● Problem to solve:
Copy each line of the records that holds the string "Lesen".

— start Records for processing —

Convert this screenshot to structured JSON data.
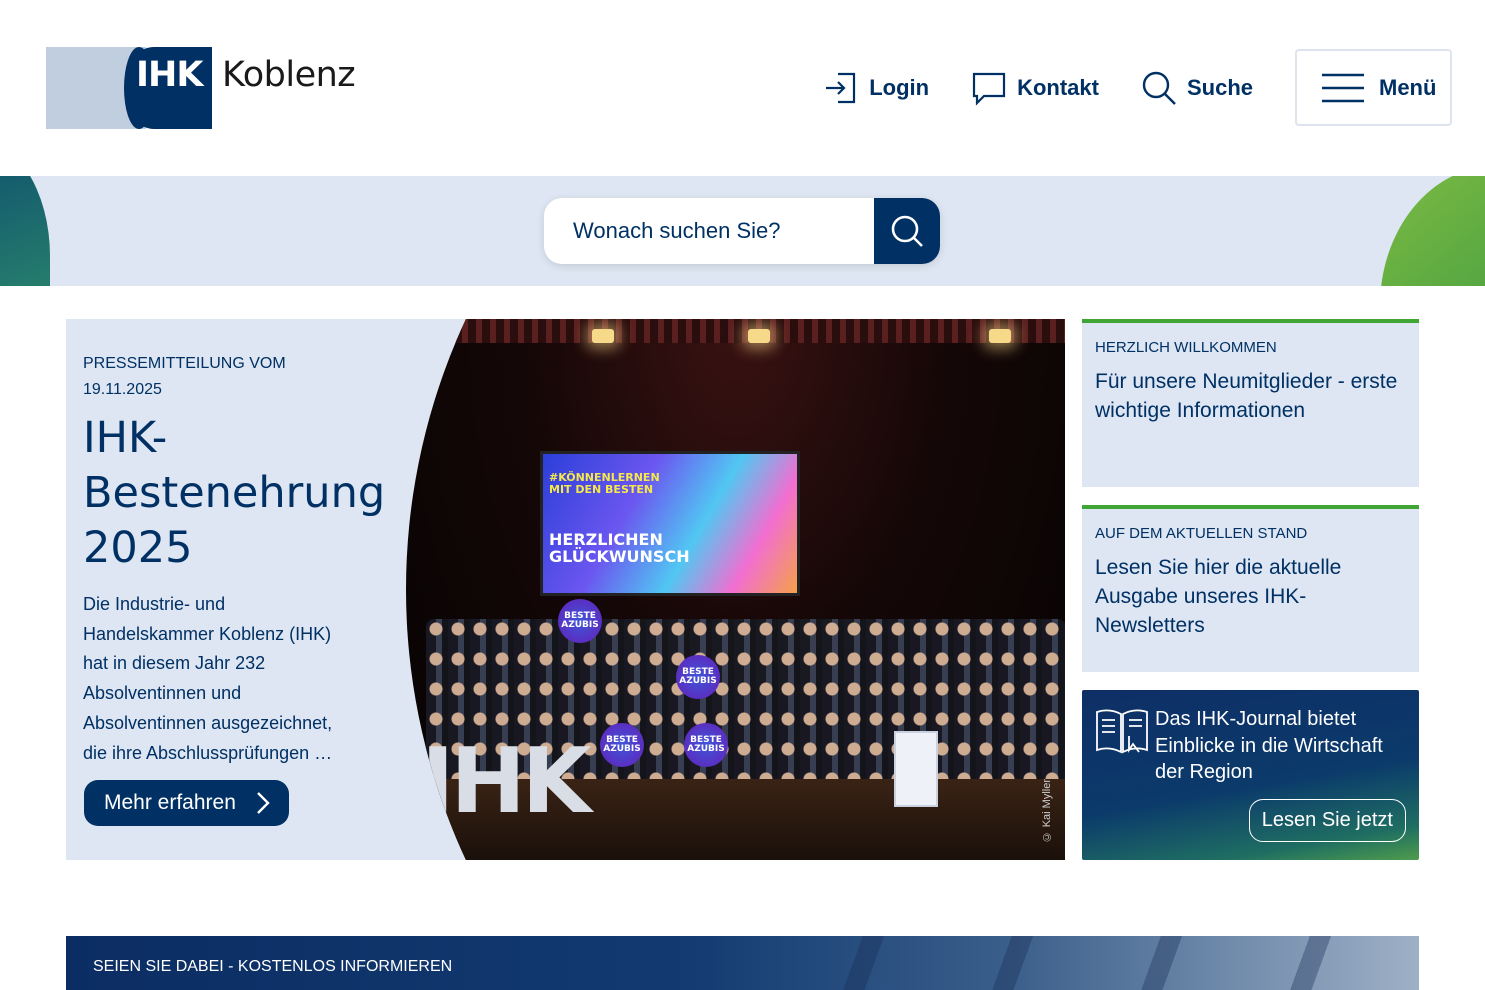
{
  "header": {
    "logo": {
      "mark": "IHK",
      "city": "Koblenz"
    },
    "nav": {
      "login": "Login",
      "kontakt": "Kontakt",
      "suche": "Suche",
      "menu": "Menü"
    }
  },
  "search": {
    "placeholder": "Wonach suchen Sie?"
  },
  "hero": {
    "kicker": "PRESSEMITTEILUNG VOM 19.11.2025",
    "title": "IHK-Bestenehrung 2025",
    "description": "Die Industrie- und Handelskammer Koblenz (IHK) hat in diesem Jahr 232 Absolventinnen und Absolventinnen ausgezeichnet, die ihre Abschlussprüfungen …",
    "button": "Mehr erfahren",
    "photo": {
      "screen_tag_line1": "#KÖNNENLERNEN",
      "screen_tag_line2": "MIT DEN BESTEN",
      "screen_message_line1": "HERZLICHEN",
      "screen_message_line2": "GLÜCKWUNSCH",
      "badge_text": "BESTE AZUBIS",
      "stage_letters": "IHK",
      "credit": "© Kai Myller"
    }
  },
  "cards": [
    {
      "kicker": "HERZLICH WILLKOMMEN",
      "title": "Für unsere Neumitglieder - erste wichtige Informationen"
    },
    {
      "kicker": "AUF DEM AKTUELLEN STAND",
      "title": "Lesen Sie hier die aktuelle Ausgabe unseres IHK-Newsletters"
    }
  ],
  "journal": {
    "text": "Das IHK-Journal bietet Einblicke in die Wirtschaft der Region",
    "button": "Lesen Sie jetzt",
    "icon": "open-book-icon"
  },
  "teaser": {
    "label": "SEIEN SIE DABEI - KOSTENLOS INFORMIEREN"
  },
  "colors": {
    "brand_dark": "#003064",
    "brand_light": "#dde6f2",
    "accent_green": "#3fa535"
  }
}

— end Records for processing —

● Response to this task:
      "title": "Lesen Sie hier die aktuelle Ausgabe unseres IHK-Newsletters"
    "button": "Lesen Sie jetzt",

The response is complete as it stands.